§ **ACTIVITY**
What lines below contain the word "Epäillään"? Please pull each one out.
◆ ◆ ◆
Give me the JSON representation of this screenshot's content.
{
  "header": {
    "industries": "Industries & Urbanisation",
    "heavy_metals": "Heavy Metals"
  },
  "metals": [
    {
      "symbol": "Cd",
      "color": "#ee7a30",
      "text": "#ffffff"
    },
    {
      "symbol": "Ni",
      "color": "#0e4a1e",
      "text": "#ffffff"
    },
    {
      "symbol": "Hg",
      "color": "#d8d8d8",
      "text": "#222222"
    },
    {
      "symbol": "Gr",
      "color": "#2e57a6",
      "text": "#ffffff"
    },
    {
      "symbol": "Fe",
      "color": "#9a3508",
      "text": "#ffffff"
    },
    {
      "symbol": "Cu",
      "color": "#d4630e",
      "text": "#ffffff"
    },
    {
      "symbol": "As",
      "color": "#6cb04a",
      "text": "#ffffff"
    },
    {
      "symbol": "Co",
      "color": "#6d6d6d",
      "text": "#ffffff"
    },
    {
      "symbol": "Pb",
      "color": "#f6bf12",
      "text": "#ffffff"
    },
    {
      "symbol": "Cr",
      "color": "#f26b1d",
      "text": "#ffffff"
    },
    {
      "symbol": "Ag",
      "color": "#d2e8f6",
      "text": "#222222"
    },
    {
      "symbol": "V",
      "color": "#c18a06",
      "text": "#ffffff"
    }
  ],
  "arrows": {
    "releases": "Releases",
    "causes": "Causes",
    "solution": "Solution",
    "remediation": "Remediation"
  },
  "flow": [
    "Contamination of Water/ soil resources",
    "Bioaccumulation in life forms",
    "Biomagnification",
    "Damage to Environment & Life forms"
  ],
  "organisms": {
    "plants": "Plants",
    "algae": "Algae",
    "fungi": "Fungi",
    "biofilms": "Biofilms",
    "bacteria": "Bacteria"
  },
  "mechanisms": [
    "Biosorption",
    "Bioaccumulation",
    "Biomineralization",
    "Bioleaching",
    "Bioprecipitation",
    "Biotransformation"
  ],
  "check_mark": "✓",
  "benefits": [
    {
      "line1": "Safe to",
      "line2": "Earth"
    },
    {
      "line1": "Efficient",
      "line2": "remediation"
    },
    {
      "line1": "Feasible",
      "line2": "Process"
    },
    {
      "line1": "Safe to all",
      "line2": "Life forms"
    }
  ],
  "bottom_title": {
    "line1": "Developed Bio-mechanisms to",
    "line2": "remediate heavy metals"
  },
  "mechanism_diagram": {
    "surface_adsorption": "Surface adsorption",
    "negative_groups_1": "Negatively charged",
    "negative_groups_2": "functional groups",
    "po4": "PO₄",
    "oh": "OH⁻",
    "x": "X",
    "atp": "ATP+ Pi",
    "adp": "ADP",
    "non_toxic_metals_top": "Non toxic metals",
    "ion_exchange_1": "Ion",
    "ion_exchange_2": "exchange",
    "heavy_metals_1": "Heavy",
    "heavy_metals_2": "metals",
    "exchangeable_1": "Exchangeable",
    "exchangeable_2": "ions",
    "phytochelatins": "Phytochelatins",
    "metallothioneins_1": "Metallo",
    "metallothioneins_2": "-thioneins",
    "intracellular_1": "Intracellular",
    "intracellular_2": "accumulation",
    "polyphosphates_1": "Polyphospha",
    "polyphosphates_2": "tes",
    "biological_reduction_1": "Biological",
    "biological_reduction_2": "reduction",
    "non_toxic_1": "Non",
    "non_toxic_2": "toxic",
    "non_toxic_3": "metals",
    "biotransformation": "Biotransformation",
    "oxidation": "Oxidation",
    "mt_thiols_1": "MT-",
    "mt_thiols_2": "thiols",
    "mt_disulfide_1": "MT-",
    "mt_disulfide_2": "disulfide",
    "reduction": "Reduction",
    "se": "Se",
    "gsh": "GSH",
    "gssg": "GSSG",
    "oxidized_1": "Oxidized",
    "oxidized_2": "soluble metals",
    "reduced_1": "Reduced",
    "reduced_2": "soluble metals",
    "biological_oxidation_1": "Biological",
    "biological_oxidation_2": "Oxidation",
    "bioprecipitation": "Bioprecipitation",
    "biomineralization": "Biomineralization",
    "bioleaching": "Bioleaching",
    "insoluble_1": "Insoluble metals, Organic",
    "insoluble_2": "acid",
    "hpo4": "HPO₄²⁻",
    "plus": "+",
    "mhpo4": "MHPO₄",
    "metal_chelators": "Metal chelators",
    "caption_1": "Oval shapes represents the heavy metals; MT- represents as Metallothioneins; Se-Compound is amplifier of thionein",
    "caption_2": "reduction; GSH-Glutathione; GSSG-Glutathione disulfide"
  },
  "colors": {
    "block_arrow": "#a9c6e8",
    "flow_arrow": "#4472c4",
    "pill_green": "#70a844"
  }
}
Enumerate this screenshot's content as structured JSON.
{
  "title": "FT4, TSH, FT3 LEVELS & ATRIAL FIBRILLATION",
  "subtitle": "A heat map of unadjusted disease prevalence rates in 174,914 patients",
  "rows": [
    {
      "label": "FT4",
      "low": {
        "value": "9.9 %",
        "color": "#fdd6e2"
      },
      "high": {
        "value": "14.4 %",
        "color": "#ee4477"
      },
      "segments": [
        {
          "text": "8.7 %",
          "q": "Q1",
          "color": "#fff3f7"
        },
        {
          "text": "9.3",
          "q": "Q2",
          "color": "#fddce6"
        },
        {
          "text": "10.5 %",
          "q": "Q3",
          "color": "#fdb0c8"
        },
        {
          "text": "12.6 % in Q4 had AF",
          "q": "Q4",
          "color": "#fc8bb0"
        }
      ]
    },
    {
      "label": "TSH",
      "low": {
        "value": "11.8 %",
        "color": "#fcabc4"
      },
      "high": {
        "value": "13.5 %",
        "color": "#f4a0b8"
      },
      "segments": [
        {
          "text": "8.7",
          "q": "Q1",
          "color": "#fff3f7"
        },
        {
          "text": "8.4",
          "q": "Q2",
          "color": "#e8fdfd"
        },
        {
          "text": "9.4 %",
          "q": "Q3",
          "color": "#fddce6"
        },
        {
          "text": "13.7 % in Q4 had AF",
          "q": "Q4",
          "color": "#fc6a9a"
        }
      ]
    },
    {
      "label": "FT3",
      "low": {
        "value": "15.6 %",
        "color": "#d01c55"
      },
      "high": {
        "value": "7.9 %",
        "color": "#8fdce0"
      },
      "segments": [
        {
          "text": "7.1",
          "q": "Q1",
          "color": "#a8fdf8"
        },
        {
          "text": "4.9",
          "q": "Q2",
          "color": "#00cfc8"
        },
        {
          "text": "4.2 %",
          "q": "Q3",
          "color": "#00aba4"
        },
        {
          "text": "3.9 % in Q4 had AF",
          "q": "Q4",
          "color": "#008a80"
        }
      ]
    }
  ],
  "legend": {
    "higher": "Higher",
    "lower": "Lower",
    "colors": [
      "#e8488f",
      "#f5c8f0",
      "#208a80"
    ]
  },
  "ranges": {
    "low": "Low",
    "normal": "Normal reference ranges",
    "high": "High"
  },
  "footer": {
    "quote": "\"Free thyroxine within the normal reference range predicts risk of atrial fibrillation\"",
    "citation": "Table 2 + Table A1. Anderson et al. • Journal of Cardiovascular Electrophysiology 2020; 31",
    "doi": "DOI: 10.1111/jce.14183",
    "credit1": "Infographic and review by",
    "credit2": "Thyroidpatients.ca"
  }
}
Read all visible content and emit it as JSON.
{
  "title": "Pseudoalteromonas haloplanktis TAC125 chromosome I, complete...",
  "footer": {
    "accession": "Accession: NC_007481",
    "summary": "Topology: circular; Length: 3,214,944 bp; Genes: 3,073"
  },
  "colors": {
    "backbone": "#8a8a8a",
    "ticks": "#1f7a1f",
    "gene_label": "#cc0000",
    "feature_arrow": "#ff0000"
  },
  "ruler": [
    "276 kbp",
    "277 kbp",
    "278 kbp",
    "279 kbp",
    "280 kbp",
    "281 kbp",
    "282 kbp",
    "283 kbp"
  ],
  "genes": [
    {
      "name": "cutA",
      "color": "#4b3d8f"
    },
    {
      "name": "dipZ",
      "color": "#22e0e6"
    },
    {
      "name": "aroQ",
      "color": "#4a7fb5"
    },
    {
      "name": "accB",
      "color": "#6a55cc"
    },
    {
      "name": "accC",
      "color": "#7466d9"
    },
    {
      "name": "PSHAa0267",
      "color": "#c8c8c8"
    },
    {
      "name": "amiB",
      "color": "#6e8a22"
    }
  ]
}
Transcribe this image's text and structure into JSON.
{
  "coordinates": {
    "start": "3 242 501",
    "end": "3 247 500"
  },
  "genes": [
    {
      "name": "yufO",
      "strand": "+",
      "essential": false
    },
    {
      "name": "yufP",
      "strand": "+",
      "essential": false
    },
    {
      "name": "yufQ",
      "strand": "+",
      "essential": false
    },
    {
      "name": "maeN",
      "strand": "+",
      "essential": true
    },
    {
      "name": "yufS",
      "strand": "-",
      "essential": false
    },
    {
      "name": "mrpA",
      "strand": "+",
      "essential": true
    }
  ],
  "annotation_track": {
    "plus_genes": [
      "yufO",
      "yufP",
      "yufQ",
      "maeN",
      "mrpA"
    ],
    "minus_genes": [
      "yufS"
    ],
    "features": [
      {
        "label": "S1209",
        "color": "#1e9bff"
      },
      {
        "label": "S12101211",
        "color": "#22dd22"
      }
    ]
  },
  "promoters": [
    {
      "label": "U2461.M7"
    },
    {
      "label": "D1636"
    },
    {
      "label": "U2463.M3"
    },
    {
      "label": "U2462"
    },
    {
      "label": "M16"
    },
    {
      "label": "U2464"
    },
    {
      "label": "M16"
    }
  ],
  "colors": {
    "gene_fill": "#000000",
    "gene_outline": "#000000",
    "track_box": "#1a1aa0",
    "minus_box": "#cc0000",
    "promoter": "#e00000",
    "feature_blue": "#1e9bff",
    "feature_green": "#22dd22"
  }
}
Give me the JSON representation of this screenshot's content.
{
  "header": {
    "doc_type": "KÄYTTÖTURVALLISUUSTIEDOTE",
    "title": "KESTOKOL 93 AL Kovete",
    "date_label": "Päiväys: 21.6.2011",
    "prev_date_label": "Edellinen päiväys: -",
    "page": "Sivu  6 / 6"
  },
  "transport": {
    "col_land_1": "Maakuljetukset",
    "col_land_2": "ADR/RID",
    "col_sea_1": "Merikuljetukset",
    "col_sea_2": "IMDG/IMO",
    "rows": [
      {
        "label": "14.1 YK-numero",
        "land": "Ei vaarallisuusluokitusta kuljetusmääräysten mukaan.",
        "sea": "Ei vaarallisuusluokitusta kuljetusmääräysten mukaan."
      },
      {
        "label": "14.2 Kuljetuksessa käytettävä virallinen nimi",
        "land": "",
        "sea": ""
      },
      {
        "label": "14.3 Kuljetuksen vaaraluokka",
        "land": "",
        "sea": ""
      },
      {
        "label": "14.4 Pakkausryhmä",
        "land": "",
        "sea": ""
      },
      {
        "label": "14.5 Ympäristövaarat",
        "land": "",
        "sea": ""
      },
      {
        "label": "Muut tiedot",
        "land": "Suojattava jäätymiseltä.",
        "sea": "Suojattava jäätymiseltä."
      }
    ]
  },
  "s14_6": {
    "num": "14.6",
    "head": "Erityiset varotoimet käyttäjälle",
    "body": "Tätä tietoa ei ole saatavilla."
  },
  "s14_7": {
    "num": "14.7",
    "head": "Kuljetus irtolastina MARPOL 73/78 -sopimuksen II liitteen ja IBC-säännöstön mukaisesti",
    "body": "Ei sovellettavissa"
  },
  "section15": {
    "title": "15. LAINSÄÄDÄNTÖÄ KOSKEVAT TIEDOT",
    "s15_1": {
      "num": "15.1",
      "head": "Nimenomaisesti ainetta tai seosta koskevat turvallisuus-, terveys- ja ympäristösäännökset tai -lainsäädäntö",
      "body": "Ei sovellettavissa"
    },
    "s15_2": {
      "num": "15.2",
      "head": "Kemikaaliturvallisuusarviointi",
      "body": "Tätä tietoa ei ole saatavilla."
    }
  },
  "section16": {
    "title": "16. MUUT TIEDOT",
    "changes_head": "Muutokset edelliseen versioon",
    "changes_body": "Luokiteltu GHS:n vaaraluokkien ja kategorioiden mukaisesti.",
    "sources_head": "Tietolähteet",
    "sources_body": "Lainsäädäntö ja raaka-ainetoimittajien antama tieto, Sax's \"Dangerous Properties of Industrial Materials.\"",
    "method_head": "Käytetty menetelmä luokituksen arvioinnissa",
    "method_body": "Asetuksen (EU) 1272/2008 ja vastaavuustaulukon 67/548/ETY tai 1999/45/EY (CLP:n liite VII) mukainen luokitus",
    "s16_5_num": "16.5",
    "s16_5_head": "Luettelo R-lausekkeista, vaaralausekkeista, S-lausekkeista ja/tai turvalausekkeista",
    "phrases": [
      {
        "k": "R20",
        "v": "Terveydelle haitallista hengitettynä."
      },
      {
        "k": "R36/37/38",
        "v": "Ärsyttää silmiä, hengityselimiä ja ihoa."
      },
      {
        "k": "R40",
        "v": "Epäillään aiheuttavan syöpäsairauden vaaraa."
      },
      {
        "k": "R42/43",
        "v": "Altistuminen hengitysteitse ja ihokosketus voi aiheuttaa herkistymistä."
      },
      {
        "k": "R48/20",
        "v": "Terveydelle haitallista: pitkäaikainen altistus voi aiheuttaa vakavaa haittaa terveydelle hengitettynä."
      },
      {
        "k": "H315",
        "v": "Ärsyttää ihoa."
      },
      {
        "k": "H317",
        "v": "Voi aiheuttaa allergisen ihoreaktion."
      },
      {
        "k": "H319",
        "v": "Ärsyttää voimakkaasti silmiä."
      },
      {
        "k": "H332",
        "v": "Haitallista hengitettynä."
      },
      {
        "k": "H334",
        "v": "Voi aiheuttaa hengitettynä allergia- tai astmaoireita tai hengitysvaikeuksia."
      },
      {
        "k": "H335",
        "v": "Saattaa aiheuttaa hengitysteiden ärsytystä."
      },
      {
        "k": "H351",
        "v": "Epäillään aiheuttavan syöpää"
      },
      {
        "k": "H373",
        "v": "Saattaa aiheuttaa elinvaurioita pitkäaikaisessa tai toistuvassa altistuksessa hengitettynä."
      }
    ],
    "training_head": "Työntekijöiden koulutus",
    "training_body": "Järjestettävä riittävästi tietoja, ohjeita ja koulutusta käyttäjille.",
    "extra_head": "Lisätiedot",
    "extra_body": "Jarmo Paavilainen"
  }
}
◆ ◆ ◆
§ **THE ANSWER**
        "v": "Epäillään aiheuttavan syöpäsairauden vaaraa."
        "v": "Epäillään aiheuttavan syöpää"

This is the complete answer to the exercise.